Set exercise: Render each line in the records below as a numbered list, omitting any blank lines.

Listed records:
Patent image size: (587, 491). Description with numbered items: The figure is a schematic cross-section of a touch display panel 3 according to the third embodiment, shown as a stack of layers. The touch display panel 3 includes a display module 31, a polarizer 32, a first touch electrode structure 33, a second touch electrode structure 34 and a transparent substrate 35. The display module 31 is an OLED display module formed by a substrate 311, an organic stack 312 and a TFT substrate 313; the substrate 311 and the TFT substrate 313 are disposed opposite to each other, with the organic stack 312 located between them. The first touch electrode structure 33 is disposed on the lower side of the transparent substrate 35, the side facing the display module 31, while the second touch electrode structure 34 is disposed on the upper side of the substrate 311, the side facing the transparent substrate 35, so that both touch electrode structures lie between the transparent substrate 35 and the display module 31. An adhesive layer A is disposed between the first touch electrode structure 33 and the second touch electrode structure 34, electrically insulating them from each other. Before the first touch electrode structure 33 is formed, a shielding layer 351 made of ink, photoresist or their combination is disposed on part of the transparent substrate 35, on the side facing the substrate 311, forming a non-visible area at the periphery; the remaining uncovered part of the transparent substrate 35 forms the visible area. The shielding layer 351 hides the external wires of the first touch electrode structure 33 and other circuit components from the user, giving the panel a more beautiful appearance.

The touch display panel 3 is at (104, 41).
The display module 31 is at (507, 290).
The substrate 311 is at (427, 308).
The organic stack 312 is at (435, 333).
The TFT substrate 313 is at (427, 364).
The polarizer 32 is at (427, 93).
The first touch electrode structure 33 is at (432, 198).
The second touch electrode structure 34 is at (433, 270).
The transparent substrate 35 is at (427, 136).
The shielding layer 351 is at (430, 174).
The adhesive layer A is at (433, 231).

Task response:
1. Patent image size: (587, 491). Description with numbered items: The figure is a schematic cross-section of a touch display panel 3 according to the third embodiment, shown as a stack of layers. The touch display panel 3 includes a display module 31, a polarizer 32, a first touch electrode structure 33, a second touch electrode structure 34 and a transparent substrate 35. The display module 31 is an OLED display module formed by a substrate 311, an organic stack 312 and a TFT substrate 313; the substrate 311 and the TFT substrate 313 are disposed opposite to each other, with the organic stack 312 located between them. The first touch electrode structure 33 is disposed on the lower side of the transparent substrate 35, the side facing the display module 31, while the second touch electrode structure 34 is disposed on the upper side of the substrate 311, the side facing the transparent substrate 35, so that both touch electrode structures lie between the transparent substrate 35 and the display module 31. An adhesive layer A is disposed between the first touch electrode structure 33 and the second touch electrode structure 34, electrically insulating them from each other. Before the first touch electrode structure 33 is formed, a shielding layer 351 made of ink, photoresist or their combination is disposed on part of the transparent substrate 35, on the side facing the substrate 311, forming a non-visible area at the periphery; the remaining uncovered part of the transparent substrate 35 forms the visible area. The shielding layer 351 hides the external wires of the first touch electrode structure 33 and other circuit components from the user, giving the panel a more beautiful appearance.
2. The touch display panel 3 is at (104, 41).
3. The display module 31 is at (507, 290).
4. The substrate 311 is at (427, 308).
5. The organic stack 312 is at (435, 333).
6. The TFT substrate 313 is at (427, 364).
7. The polarizer 32 is at (427, 93).
8. The first touch electrode structure 33 is at (432, 198).
9. The second touch electrode structure 34 is at (433, 270).
10. The transparent substrate 35 is at (427, 136).
11. The shielding layer 351 is at (430, 174).
12. The adhesive layer A is at (433, 231).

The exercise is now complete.